===== INPUT =====

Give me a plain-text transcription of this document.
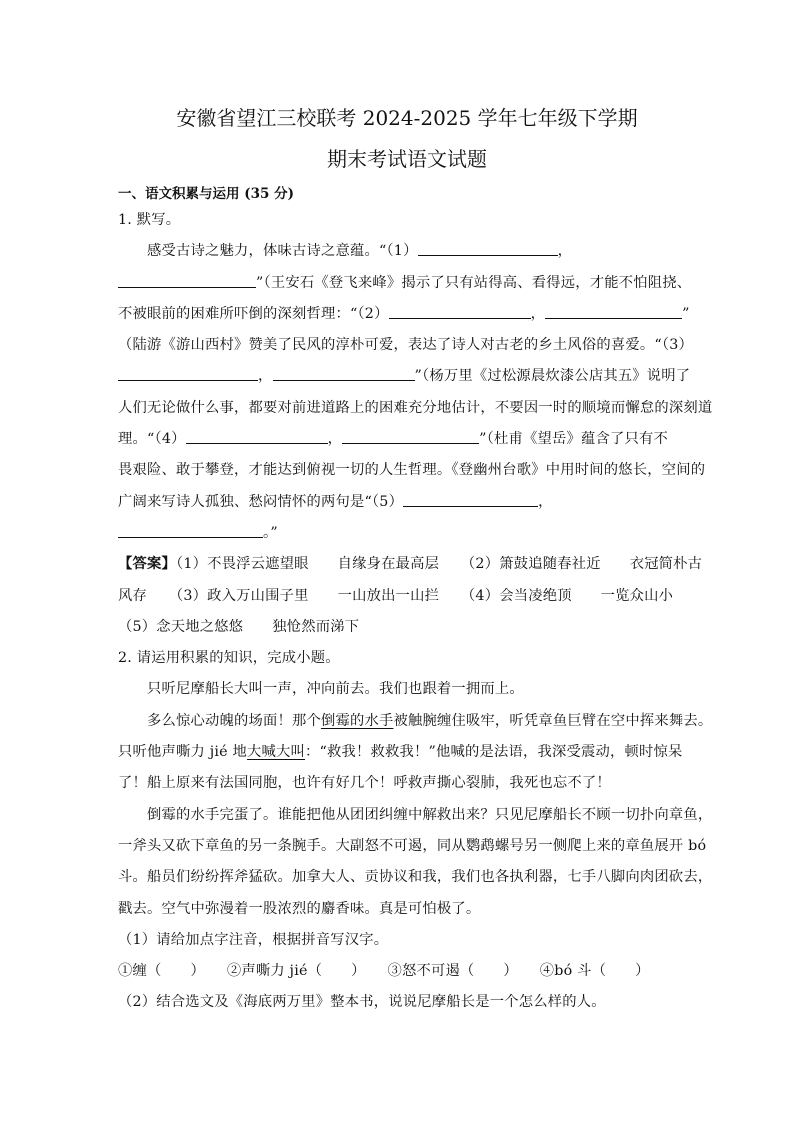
安徽省望江三校联考 2024-2025 学年七年级下学期
期末考试语文试题
一、语文积累与运用 (35 分)

1. 默写。

感受古诗之魅力，体味古诗之意蕴。“（1）	，

”（王安石《登飞来峰》揭示了只有站得高、看得远，才能不怕阻挠、

不被眼前的困难所吓倒的深刻哲理：“（2）	，	”

（陆游《游山西村》赞美了民风的淳朴可爱，表达了诗人对古老的乡土风俗的喜爱。“（3）

，	”（杨万里《过松源晨炊漆公店其五》说明了

人们无论做什么事，都要对前进道路上的困难充分地估计，不要因一时的顺境而懈怠的深刻道

理。“（4）	，	”（杜甫《望岳》蕴含了只有不

畏艰险、敢于攀登，才能达到俯视一切的人生哲理。《登幽州台歌》中用时间的悠长，空间的

广阔来写诗人孤独、愁闷情怀的两句是“（5）	，

。”

【答案】（1）不畏浮云遮望眼　　自缘身在最高层　　（2）箫鼓追随春社近　　衣冠简朴古

风存　　（3）政入万山围子里　　一山放出一山拦　　（4）会当凌绝顶　　一览众山小

（5）念天地之悠悠　　独怆然而涕下

2. 请运用积累的知识，完成小题。

只听尼摩船长大叫一声，冲向前去。我们也跟着一拥而上。

多么惊心动魄的场面！那个倒霉的水手被触腕缠住吸牢，听凭章鱼巨臂在空中挥来舞去。

只听他声嘶力 jié 地大喊大叫：“救我！救救我！”他喊的是法语，我深受震动，顿时惊呆

了！船上原来有法国同胞，也许有好几个！呼救声撕心裂肺，我死也忘不了！

倒霉的水手完蛋了。谁能把他从团团纠缠中解救出来？只见尼摩船长不顾一切扑向章鱼，

一斧头又砍下章鱼的另一条腕手。大副怒不可遏，同从鹦鹉螺号另一侧爬上来的章鱼展开 bó

斗。船员们纷纷挥斧猛砍。加拿大人、贡协议和我，我们也各执利器，七手八脚向肉团砍去，

戳去。空气中弥漫着一股浓烈的麝香味。真是可怕极了。

（1）请给加点字注音，根据拼音写汉字。

①缠（　　）　　②声嘶力 jié（　　）　　③怒不可遏（　　）　　④bó 斗（　　）

（2）结合选文及《海底两万里》整本书，说说尼摩船长是一个怎么样的人。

=====

* **INSTRUCTION**
Omit every picture, and otherwise quote the entries exactly.

* **REPLY TO THE TASK**
Give me a plain-text transcription of this document.
安徽省望江三校联考 2024-2025 学年七年级下学期
期末考试语文试题
一、语文积累与运用 (35 分)

1. 默写。

感受古诗之魅力，体味古诗之意蕴。“（1）	，

”（王安石《登飞来峰》揭示了只有站得高、看得远，才能不怕阻挠、

不被眼前的困难所吓倒的深刻哲理：“（2）	，	”

（陆游《游山西村》赞美了民风的淳朴可爱，表达了诗人对古老的乡土风俗的喜爱。“（3）

，	”（杨万里《过松源晨炊漆公店其五》说明了

人们无论做什么事，都要对前进道路上的困难充分地估计，不要因一时的顺境而懈怠的深刻道

理。“（4）	，	”（杜甫《望岳》蕴含了只有不

畏艰险、敢于攀登，才能达到俯视一切的人生哲理。《登幽州台歌》中用时间的悠长，空间的

广阔来写诗人孤独、愁闷情怀的两句是“（5）	，

。”

【答案】（1）不畏浮云遮望眼　　自缘身在最高层　　（2）箫鼓追随春社近　　衣冠简朴古

风存　　（3）政入万山围子里　　一山放出一山拦　　（4）会当凌绝顶　　一览众山小

（5）念天地之悠悠　　独怆然而涕下

2. 请运用积累的知识，完成小题。

只听尼摩船长大叫一声，冲向前去。我们也跟着一拥而上。

多么惊心动魄的场面！那个倒霉的水手被触腕缠住吸牢，听凭章鱼巨臂在空中挥来舞去。

只听他声嘶力 jié 地大喊大叫：“救我！救救我！”他喊的是法语，我深受震动，顿时惊呆

了！船上原来有法国同胞，也许有好几个！呼救声撕心裂肺，我死也忘不了！

倒霉的水手完蛋了。谁能把他从团团纠缠中解救出来？只见尼摩船长不顾一切扑向章鱼，

一斧头又砍下章鱼的另一条腕手。大副怒不可遏，同从鹦鹉螺号另一侧爬上来的章鱼展开 bó

斗。船员们纷纷挥斧猛砍。加拿大人、贡协议和我，我们也各执利器，七手八脚向肉团砍去，

戳去。空气中弥漫着一股浓烈的麝香味。真是可怕极了。

（1）请给加点字注音，根据拼音写汉字。

①缠（　　）　　②声嘶力 jié（　　）　　③怒不可遏（　　）　　④bó 斗（　　）

（2）结合选文及《海底两万里》整本书，说说尼摩船长是一个怎么样的人。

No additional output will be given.